+++ Data shown +++
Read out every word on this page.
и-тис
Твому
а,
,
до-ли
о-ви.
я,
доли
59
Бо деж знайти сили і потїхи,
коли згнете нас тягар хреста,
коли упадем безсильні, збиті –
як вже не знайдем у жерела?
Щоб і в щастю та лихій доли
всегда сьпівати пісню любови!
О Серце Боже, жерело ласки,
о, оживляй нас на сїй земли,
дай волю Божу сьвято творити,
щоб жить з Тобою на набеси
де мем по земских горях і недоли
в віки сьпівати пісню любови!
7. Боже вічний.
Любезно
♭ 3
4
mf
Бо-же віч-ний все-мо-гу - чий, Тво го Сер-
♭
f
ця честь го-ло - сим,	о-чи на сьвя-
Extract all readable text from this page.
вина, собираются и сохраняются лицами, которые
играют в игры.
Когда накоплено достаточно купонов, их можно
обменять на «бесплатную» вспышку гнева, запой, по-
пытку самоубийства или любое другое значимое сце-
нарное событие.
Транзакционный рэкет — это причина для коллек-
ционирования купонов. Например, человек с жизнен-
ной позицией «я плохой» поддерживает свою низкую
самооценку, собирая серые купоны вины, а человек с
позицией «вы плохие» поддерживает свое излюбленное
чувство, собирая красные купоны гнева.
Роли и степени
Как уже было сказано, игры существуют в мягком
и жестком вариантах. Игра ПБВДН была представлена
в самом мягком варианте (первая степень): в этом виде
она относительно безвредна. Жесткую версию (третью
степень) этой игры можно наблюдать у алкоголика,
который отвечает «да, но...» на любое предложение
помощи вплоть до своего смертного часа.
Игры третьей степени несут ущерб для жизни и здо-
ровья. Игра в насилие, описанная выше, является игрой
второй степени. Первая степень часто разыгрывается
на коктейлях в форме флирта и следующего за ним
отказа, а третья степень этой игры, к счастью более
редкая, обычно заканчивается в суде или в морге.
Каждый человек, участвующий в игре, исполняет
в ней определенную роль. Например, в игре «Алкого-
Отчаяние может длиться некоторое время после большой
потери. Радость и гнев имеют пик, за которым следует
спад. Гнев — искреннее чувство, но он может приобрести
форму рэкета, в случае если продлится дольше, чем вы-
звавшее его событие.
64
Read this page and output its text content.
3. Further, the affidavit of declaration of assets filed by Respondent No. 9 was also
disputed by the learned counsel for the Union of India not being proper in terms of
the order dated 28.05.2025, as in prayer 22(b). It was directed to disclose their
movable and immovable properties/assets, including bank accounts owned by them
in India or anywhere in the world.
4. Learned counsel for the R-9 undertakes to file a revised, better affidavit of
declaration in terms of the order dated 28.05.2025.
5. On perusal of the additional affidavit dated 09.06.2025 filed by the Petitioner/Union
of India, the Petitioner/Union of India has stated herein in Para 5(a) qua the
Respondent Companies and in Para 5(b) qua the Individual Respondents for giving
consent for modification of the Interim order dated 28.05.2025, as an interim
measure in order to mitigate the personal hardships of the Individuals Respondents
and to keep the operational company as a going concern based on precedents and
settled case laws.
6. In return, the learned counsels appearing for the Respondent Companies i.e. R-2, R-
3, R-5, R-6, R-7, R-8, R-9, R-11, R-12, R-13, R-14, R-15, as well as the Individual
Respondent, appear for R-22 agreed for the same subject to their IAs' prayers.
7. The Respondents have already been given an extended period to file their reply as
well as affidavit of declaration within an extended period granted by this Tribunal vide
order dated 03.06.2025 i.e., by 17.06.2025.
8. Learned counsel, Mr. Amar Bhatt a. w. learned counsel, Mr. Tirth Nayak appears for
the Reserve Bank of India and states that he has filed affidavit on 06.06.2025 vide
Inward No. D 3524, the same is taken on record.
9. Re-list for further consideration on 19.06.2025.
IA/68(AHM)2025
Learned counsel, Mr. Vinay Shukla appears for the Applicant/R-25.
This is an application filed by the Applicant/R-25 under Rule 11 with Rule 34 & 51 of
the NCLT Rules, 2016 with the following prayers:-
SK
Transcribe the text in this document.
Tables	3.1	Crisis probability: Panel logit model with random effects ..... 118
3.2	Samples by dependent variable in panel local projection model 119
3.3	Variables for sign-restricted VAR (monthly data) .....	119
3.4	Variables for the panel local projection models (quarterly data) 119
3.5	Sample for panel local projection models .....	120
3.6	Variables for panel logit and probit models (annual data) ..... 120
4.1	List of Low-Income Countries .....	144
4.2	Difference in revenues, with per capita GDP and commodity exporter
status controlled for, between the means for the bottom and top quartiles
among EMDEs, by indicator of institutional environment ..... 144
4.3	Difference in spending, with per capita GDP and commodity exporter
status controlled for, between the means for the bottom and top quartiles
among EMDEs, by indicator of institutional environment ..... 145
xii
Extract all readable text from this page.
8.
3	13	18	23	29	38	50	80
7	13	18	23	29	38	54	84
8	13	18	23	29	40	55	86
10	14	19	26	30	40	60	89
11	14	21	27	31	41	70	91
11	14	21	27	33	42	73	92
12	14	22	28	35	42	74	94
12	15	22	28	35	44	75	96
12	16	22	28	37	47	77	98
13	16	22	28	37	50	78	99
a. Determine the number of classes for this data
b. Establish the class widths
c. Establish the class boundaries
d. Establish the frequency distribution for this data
+++
▸ **Problem to work on**: Gather all the lines that include the word "Например" and copy them out.

▸ **The answer**:
ционирования купонов. Например, человек с жизнен-
в ней определенную роль. Например, в игре «Алкого-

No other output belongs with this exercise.